Show all lines of the listing that hold the word "this".

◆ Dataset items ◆
** Begin **

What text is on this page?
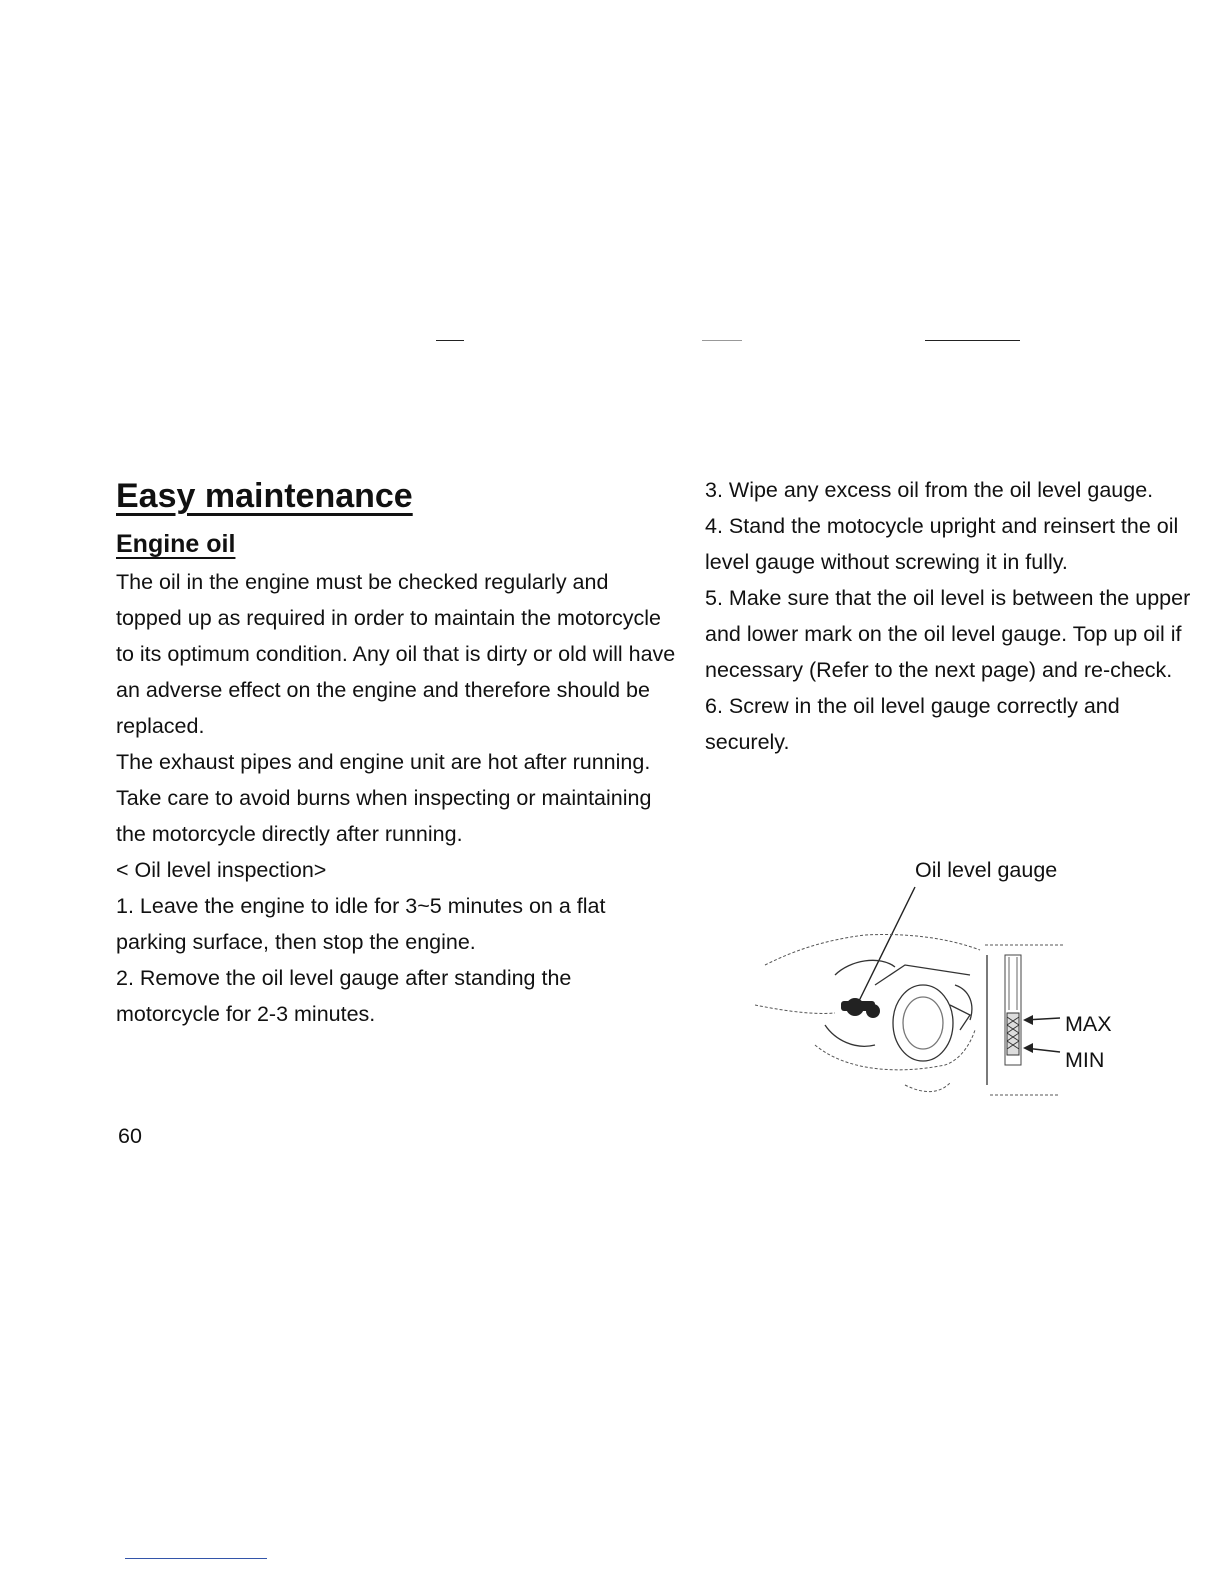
Easy maintenance
Engine oil

The oil in the engine must be checked regularly and topped up as required in order to maintain the motorcycle to its optimum condition. Any oil that is dirty or old will have an adverse effect on the engine and therefore should be replaced.

The exhaust pipes and engine unit are hot after running. Take care to avoid burns when inspecting or maintaining the motorcycle directly after running.

< Oil level inspection>

1. Leave the engine to idle for 3~5 minutes on a flat parking surface, then stop the engine.

2. Remove the oil level gauge after standing the motorcycle for 2-3 minutes.

3. Wipe any excess oil from the oil level gauge.

4. Stand the motocycle upright and reinsert the oil level gauge without screwing it in fully.

5. Make sure that the oil level is between the upper and lower mark on the oil level gauge. Top up oil if necessary (Refer to the next page) and re-check.

6. Screw in the oil level gauge correctly and securely.

Oil level gauge
MAX
MIN
60
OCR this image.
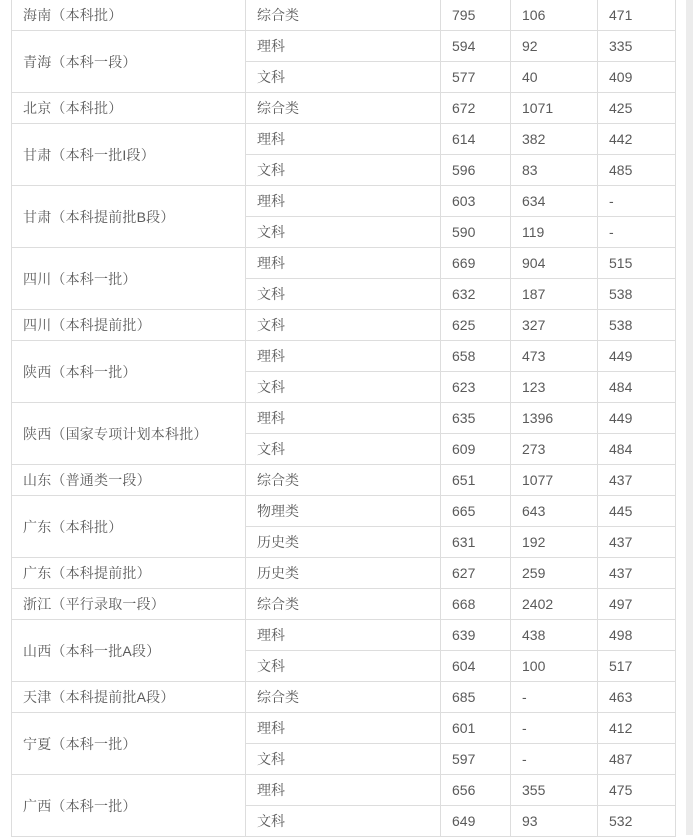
海南（本科批）	综合类	795	106	471
青海（本科一段）	理科	594	92	335
	文科	577	40	409
北京（本科批）	综合类	672	1071	425
甘肃（本科一批I段）	理科	614	382	442
	文科	596	83	485
甘肃（本科提前批B段）	理科	603	634	-
	文科	590	119	-
四川（本科一批）	理科	669	904	515
	文科	632	187	538
四川（本科提前批）	文科	625	327	538
陕西（本科一批）	理科	658	473	449
	文科	623	123	484
陕西（国家专项计划本科批）	理科	635	1396	449
	文科	609	273	484
山东（普通类一段）	综合类	651	1077	437
广东（本科批）	物理类	665	643	445
	历史类	631	192	437
广东（本科提前批）	历史类	627	259	437
浙江（平行录取一段）	综合类	668	2402	497
山西（本科一批A段）	理科	639	438	498
	文科	604	100	517
天津（本科提前批A段）	综合类	685	-	463
宁夏（本科一批）	理科	601	-	412
	文科	597	-	487
广西（本科一批）	理科	656	355	475
	文科	649	93	532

** End **

◆ Correct result ◆
What text is on this page?
OCR this image.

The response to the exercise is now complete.